[Records contained in a dataset]

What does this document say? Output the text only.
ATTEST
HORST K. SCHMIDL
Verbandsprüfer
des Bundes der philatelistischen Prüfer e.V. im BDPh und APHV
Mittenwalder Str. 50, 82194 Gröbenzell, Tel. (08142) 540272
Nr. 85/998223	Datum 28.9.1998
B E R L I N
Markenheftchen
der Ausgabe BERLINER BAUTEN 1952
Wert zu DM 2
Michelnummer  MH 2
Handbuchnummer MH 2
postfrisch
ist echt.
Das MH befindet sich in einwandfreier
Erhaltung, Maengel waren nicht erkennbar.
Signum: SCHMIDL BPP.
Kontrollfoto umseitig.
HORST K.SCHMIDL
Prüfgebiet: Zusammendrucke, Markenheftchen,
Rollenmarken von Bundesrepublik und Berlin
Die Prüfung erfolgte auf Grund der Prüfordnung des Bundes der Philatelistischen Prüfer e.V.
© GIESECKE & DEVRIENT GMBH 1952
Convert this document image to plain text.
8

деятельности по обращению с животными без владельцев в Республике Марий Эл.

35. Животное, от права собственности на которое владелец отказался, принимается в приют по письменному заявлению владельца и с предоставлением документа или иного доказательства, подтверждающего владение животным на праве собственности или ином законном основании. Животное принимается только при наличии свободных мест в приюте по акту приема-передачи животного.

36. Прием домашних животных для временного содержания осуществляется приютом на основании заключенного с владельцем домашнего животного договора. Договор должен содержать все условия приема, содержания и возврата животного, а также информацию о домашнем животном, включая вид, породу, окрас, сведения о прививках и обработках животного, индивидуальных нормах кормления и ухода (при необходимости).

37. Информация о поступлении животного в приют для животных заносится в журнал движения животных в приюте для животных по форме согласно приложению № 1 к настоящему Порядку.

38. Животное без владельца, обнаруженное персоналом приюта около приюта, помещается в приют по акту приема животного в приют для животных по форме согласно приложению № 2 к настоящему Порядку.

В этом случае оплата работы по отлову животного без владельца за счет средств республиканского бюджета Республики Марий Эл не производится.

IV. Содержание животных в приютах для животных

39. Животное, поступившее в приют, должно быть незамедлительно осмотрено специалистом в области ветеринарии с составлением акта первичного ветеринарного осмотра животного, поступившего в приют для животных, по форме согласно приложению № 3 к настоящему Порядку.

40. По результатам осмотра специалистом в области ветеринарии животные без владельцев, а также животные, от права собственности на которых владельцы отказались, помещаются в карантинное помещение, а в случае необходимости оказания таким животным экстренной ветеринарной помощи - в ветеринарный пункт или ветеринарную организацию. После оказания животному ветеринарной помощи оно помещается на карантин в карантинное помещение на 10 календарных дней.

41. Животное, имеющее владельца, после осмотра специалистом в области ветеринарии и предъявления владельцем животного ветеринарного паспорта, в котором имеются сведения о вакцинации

### Exercise requirements
Return all of the entries exactly as they were supplied.

### Response for this exercise
What does this document say? Output the text only.
ATTEST
HORST K. SCHMIDL
Verbandsprüfer
des Bundes der philatelistischen Prüfer e.V. im BDPh und APHV
Mittenwalder Str. 50, 82194 Gröbenzell, Tel. (08142) 540272
Nr. 85/998223	Datum 28.9.1998
B E R L I N
Markenheftchen
der Ausgabe BERLINER BAUTEN 1952
Wert zu DM 2
Michelnummer  MH 2
Handbuchnummer MH 2
postfrisch
ist echt.
Das MH befindet sich in einwandfreier
Erhaltung, Maengel waren nicht erkennbar.
Signum: SCHMIDL BPP.
Kontrollfoto umseitig.
HORST K.SCHMIDL
Prüfgebiet: Zusammendrucke, Markenheftchen,
Rollenmarken von Bundesrepublik und Berlin
Die Prüfung erfolgte auf Grund der Prüfordnung des Bundes der Philatelistischen Prüfer e.V.
© GIESECKE & DEVRIENT GMBH 1952
Convert this document image to plain text.
8

деятельности по обращению с животными без владельцев в Республике Марий Эл.

35. Животное, от права собственности на которое владелец отказался, принимается в приют по письменному заявлению владельца и с предоставлением документа или иного доказательства, подтверждающего владение животным на праве собственности или ином законном основании. Животное принимается только при наличии свободных мест в приюте по акту приема-передачи животного.

36. Прием домашних животных для временного содержания осуществляется приютом на основании заключенного с владельцем домашнего животного договора. Договор должен содержать все условия приема, содержания и возврата животного, а также информацию о домашнем животном, включая вид, породу, окрас, сведения о прививках и обработках животного, индивидуальных нормах кормления и ухода (при необходимости).

37. Информация о поступлении животного в приют для животных заносится в журнал движения животных в приюте для животных по форме согласно приложению № 1 к настоящему Порядку.

38. Животное без владельца, обнаруженное персоналом приюта около приюта, помещается в приют по акту приема животного в приют для животных по форме согласно приложению № 2 к настоящему Порядку.

В этом случае оплата работы по отлову животного без владельца за счет средств республиканского бюджета Республики Марий Эл не производится.

IV. Содержание животных в приютах для животных

39. Животное, поступившее в приют, должно быть незамедлительно осмотрено специалистом в области ветеринарии с составлением акта первичного ветеринарного осмотра животного, поступившего в приют для животных, по форме согласно приложению № 3 к настоящему Порядку.

40. По результатам осмотра специалистом в области ветеринарии животные без владельцев, а также животные, от права собственности на которых владельцы отказались, помещаются в карантинное помещение, а в случае необходимости оказания таким животным экстренной ветеринарной помощи - в ветеринарный пункт или ветеринарную организацию. После оказания животному ветеринарной помощи оно помещается на карантин в карантинное помещение на 10 календарных дней.

41. Животное, имеющее владельца, после осмотра специалистом в области ветеринарии и предъявления владельцем животного ветеринарного паспорта, в котором имеются сведения о вакцинации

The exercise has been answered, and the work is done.